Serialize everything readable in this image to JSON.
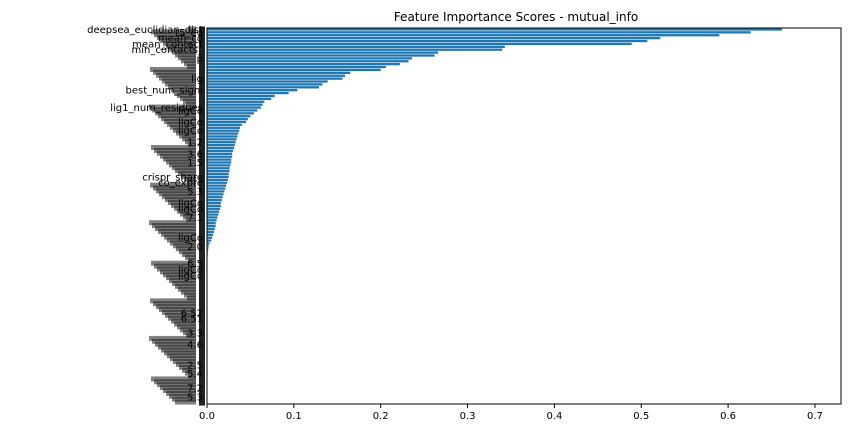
{
  "chart_data": {
    "type": "bar",
    "orientation": "horizontal",
    "title": "Feature Importance Scores - mutual_info",
    "xlabel": "",
    "ylabel": "",
    "xlim": [
      0,
      0.73
    ],
    "x_ticks": [
      0.0,
      0.1,
      0.2,
      0.3,
      0.4,
      0.5,
      0.6,
      0.7
    ],
    "x_tick_labels": [
      "0.0",
      "0.1",
      "0.2",
      "0.3",
      "0.4",
      "0.5",
      "0.6",
      "0.7"
    ],
    "bar_color": "#1f77b4",
    "legend": "none",
    "grid": false,
    "visible_y_labels": [
      {
        "label": "deepsea_euclidian_dist",
        "rank": 0
      },
      {
        "label": "t5_eu",
        "rank": 1
      },
      {
        "label": "mean_co",
        "rank": 3
      },
      {
        "label": "mean_contact",
        "rank": 5
      },
      {
        "label": "min_contacts_",
        "rank": 7
      },
      {
        "label": "p",
        "rank": 10
      },
      {
        "label": "lig",
        "rank": 17
      },
      {
        "label": "best_num_signi",
        "rank": 21
      },
      {
        "label": "lig1_num_residues",
        "rank": 27
      },
      {
        "label": "ligCo",
        "rank": 28
      },
      {
        "label": "ligCo",
        "rank": 32
      },
      {
        "label": "ligCo",
        "rank": 35
      },
      {
        "label": "1.2",
        "rank": 39
      },
      {
        "label": "3.6",
        "rank": 43
      },
      {
        "label": "1.5",
        "rank": 46
      },
      {
        "label": "crispr_share",
        "rank": 51
      },
      {
        "label": "co_expre",
        "rank": 53
      },
      {
        "label": "5.3",
        "rank": 56
      },
      {
        "label": "ligCo",
        "rank": 60
      },
      {
        "label": "ligCo",
        "rank": 62
      },
      {
        "label": "7.1",
        "rank": 65
      },
      {
        "label": "ligCo",
        "rank": 72
      },
      {
        "label": "2.0",
        "rank": 75
      },
      {
        "label": "6.5",
        "rank": 81
      },
      {
        "label": "ligCo",
        "rank": 83
      },
      {
        "label": "ligCo",
        "rank": 85
      },
      {
        "label": "6.52",
        "rank": 98
      },
      {
        "label": "6.51",
        "rank": 100
      },
      {
        "label": "3.3",
        "rank": 105
      },
      {
        "label": "4.6",
        "rank": 109
      },
      {
        "label": "2.5",
        "rank": 116
      },
      {
        "label": "5.4",
        "rank": 119
      },
      {
        "label": "7.2",
        "rank": 124
      },
      {
        "label": "5.3",
        "rank": 127
      }
    ],
    "values": [
      0.662,
      0.626,
      0.59,
      0.522,
      0.507,
      0.489,
      0.343,
      0.34,
      0.266,
      0.262,
      0.236,
      0.232,
      0.222,
      0.206,
      0.2,
      0.165,
      0.159,
      0.156,
      0.139,
      0.133,
      0.129,
      0.104,
      0.094,
      0.078,
      0.074,
      0.066,
      0.064,
      0.062,
      0.058,
      0.054,
      0.05,
      0.047,
      0.045,
      0.04,
      0.038,
      0.037,
      0.036,
      0.035,
      0.034,
      0.033,
      0.032,
      0.031,
      0.03,
      0.029,
      0.029,
      0.028,
      0.028,
      0.027,
      0.026,
      0.026,
      0.025,
      0.025,
      0.024,
      0.023,
      0.022,
      0.021,
      0.02,
      0.019,
      0.018,
      0.017,
      0.016,
      0.016,
      0.015,
      0.014,
      0.013,
      0.012,
      0.011,
      0.01,
      0.01,
      0.009,
      0.008,
      0.007,
      0.006,
      0.005,
      0.003,
      0.002,
      0.0015,
      0.001,
      0.0008,
      0.0006,
      0.0005,
      0.0004,
      0.0003,
      0.0002,
      0.0002,
      0.0001,
      0.0001,
      0.0001,
      0.0001,
      0.0001,
      0.0001,
      0.0001,
      0.0001,
      0.0001,
      0.0001,
      0.0001,
      0.0001,
      0.0001,
      0.0001,
      0.0001,
      0.0001,
      0.0001,
      0.0001,
      0.0001,
      0.0001,
      0.0001,
      0.0001,
      0.0001,
      0.0001,
      0.0001,
      0.0001,
      0.0001,
      0.0001,
      0.0001,
      0.0001,
      0.0001,
      0.0001,
      0.0001,
      0.0001,
      0.0001,
      0.0001,
      0.0001,
      0.0001,
      0.0001,
      0.0001,
      0.0001,
      0.0001,
      0.0001,
      0.0001,
      0.0001
    ]
  }
}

******

# TASK OBJECTIVE
Each record above is to be restated exactly, with its pictures removed from the copy.

# WRITTEN SOLUTION
Serialize everything readable in this image to JSON.
{
  "chart_data": {
    "type": "bar",
    "orientation": "horizontal",
    "title": "Feature Importance Scores - mutual_info",
    "xlabel": "",
    "ylabel": "",
    "xlim": [
      0,
      0.73
    ],
    "x_ticks": [
      0.0,
      0.1,
      0.2,
      0.3,
      0.4,
      0.5,
      0.6,
      0.7
    ],
    "x_tick_labels": [
      "0.0",
      "0.1",
      "0.2",
      "0.3",
      "0.4",
      "0.5",
      "0.6",
      "0.7"
    ],
    "bar_color": "#1f77b4",
    "legend": "none",
    "grid": false,
    "visible_y_labels": [
      {
        "label": "deepsea_euclidian_dist",
        "rank": 0
      },
      {
        "label": "t5_eu",
        "rank": 1
      },
      {
        "label": "mean_co",
        "rank": 3
      },
      {
        "label": "mean_contact",
        "rank": 5
      },
      {
        "label": "min_contacts_",
        "rank": 7
      },
      {
        "label": "p",
        "rank": 10
      },
      {
        "label": "lig",
        "rank": 17
      },
      {
        "label": "best_num_signi",
        "rank": 21
      },
      {
        "label": "lig1_num_residues",
        "rank": 27
      },
      {
        "label": "ligCo",
        "rank": 28
      },
      {
        "label": "ligCo",
        "rank": 32
      },
      {
        "label": "ligCo",
        "rank": 35
      },
      {
        "label": "1.2",
        "rank": 39
      },
      {
        "label": "3.6",
        "rank": 43
      },
      {
        "label": "1.5",
        "rank": 46
      },
      {
        "label": "crispr_share",
        "rank": 51
      },
      {
        "label": "co_expre",
        "rank": 53
      },
      {
        "label": "5.3",
        "rank": 56
      },
      {
        "label": "ligCo",
        "rank": 60
      },
      {
        "label": "ligCo",
        "rank": 62
      },
      {
        "label": "7.1",
        "rank": 65
      },
      {
        "label": "ligCo",
        "rank": 72
      },
      {
        "label": "2.0",
        "rank": 75
      },
      {
        "label": "6.5",
        "rank": 81
      },
      {
        "label": "ligCo",
        "rank": 83
      },
      {
        "label": "ligCo",
        "rank": 85
      },
      {
        "label": "6.52",
        "rank": 98
      },
      {
        "label": "6.51",
        "rank": 100
      },
      {
        "label": "3.3",
        "rank": 105
      },
      {
        "label": "4.6",
        "rank": 109
      },
      {
        "label": "2.5",
        "rank": 116
      },
      {
        "label": "5.4",
        "rank": 119
      },
      {
        "label": "7.2",
        "rank": 124
      },
      {
        "label": "5.3",
        "rank": 127
      }
    ],
    "values": [
      0.662,
      0.626,
      0.59,
      0.522,
      0.507,
      0.489,
      0.343,
      0.34,
      0.266,
      0.262,
      0.236,
      0.232,
      0.222,
      0.206,
      0.2,
      0.165,
      0.159,
      0.156,
      0.139,
      0.133,
      0.129,
      0.104,
      0.094,
      0.078,
      0.074,
      0.066,
      0.064,
      0.062,
      0.058,
      0.054,
      0.05,
      0.047,
      0.045,
      0.04,
      0.038,
      0.037,
      0.036,
      0.035,
      0.034,
      0.033,
      0.032,
      0.031,
      0.03,
      0.029,
      0.029,
      0.028,
      0.028,
      0.027,
      0.026,
      0.026,
      0.025,
      0.025,
      0.024,
      0.023,
      0.022,
      0.021,
      0.02,
      0.019,
      0.018,
      0.017,
      0.016,
      0.016,
      0.015,
      0.014,
      0.013,
      0.012,
      0.011,
      0.01,
      0.01,
      0.009,
      0.008,
      0.007,
      0.006,
      0.005,
      0.003,
      0.002,
      0.0015,
      0.001,
      0.0008,
      0.0006,
      0.0005,
      0.0004,
      0.0003,
      0.0002,
      0.0002,
      0.0001,
      0.0001,
      0.0001,
      0.0001,
      0.0001,
      0.0001,
      0.0001,
      0.0001,
      0.0001,
      0.0001,
      0.0001,
      0.0001,
      0.0001,
      0.0001,
      0.0001,
      0.0001,
      0.0001,
      0.0001,
      0.0001,
      0.0001,
      0.0001,
      0.0001,
      0.0001,
      0.0001,
      0.0001,
      0.0001,
      0.0001,
      0.0001,
      0.0001,
      0.0001,
      0.0001,
      0.0001,
      0.0001,
      0.0001,
      0.0001,
      0.0001,
      0.0001,
      0.0001,
      0.0001,
      0.0001,
      0.0001,
      0.0001,
      0.0001,
      0.0001,
      0.0001
    ]
  }
}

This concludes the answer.